Excerpt from a dataset:
============
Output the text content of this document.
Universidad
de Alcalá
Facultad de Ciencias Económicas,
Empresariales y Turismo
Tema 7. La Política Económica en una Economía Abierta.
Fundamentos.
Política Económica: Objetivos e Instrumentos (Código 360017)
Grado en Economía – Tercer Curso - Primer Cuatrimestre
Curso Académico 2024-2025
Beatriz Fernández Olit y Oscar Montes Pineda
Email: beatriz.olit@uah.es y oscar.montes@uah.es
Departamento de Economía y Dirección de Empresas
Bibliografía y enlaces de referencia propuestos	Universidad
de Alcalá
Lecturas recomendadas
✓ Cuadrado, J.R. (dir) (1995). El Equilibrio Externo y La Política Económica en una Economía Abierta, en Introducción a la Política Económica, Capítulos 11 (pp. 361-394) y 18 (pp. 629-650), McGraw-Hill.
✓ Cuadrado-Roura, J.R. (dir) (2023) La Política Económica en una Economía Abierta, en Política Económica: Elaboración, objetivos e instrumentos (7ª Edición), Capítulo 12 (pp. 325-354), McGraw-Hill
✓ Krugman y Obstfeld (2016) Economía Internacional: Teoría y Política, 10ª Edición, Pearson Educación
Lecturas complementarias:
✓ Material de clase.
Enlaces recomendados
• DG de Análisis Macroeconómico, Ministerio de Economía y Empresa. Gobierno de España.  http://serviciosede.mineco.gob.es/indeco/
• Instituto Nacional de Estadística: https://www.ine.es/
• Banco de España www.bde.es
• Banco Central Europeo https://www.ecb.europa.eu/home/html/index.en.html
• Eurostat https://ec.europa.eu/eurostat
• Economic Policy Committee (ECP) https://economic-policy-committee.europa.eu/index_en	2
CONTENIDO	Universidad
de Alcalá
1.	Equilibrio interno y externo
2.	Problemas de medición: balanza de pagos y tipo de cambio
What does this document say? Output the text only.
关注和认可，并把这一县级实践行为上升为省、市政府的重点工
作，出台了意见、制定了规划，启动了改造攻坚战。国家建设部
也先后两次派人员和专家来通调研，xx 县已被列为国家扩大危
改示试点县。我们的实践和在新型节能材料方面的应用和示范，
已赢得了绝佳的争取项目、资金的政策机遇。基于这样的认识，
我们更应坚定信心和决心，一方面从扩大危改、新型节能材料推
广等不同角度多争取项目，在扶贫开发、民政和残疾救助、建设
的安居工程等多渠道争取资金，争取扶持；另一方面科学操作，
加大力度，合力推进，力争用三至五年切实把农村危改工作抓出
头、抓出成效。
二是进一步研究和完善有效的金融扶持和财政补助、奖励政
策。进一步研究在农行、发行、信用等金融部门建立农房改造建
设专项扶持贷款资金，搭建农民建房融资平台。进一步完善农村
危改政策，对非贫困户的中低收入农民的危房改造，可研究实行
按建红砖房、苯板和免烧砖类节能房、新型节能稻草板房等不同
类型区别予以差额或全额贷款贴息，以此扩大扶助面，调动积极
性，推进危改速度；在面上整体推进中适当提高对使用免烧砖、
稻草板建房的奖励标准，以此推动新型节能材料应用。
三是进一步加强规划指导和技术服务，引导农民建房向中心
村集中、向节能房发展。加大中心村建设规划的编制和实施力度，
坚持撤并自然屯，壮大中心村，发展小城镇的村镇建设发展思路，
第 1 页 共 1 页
============
TASK. Output the listing above without altering a single character.

EXERCISE RESULT.
Output the text content of this document.
Universidad
de Alcalá
Facultad de Ciencias Económicas,
Empresariales y Turismo
Tema 7. La Política Económica en una Economía Abierta.
Fundamentos.
Política Económica: Objetivos e Instrumentos (Código 360017)
Grado en Economía – Tercer Curso - Primer Cuatrimestre
Curso Académico 2024-2025
Beatriz Fernández Olit y Oscar Montes Pineda
Email: beatriz.olit@uah.es y oscar.montes@uah.es
Departamento de Economía y Dirección de Empresas
Bibliografía y enlaces de referencia propuestos	Universidad
de Alcalá
Lecturas recomendadas
✓ Cuadrado, J.R. (dir) (1995). El Equilibrio Externo y La Política Económica en una Economía Abierta, en Introducción a la Política Económica, Capítulos 11 (pp. 361-394) y 18 (pp. 629-650), McGraw-Hill.
✓ Cuadrado-Roura, J.R. (dir) (2023) La Política Económica en una Economía Abierta, en Política Económica: Elaboración, objetivos e instrumentos (7ª Edición), Capítulo 12 (pp. 325-354), McGraw-Hill
✓ Krugman y Obstfeld (2016) Economía Internacional: Teoría y Política, 10ª Edición, Pearson Educación
Lecturas complementarias:
✓ Material de clase.
Enlaces recomendados
• DG de Análisis Macroeconómico, Ministerio de Economía y Empresa. Gobierno de España.  http://serviciosede.mineco.gob.es/indeco/
• Instituto Nacional de Estadística: https://www.ine.es/
• Banco de España www.bde.es
• Banco Central Europeo https://www.ecb.europa.eu/home/html/index.en.html
• Eurostat https://ec.europa.eu/eurostat
• Economic Policy Committee (ECP) https://economic-policy-committee.europa.eu/index_en	2
CONTENIDO	Universidad
de Alcalá
1.	Equilibrio interno y externo
2.	Problemas de medición: balanza de pagos y tipo de cambio
What does this document say? Output the text only.
关注和认可，并把这一县级实践行为上升为省、市政府的重点工
作，出台了意见、制定了规划，启动了改造攻坚战。国家建设部
也先后两次派人员和专家来通调研，xx 县已被列为国家扩大危
改示试点县。我们的实践和在新型节能材料方面的应用和示范，
已赢得了绝佳的争取项目、资金的政策机遇。基于这样的认识，
我们更应坚定信心和决心，一方面从扩大危改、新型节能材料推
广等不同角度多争取项目，在扶贫开发、民政和残疾救助、建设
的安居工程等多渠道争取资金，争取扶持；另一方面科学操作，
加大力度，合力推进，力争用三至五年切实把农村危改工作抓出
头、抓出成效。
二是进一步研究和完善有效的金融扶持和财政补助、奖励政
策。进一步研究在农行、发行、信用等金融部门建立农房改造建
设专项扶持贷款资金，搭建农民建房融资平台。进一步完善农村
危改政策，对非贫困户的中低收入农民的危房改造，可研究实行
按建红砖房、苯板和免烧砖类节能房、新型节能稻草板房等不同
类型区别予以差额或全额贷款贴息，以此扩大扶助面，调动积极
性，推进危改速度；在面上整体推进中适当提高对使用免烧砖、
稻草板建房的奖励标准，以此推动新型节能材料应用。
三是进一步加强规划指导和技术服务，引导农民建房向中心
村集中、向节能房发展。加大中心村建设规划的编制和实施力度，
坚持撤并自然屯，壮大中心村，发展小城镇的村镇建设发展思路，
第 1 页 共 1 页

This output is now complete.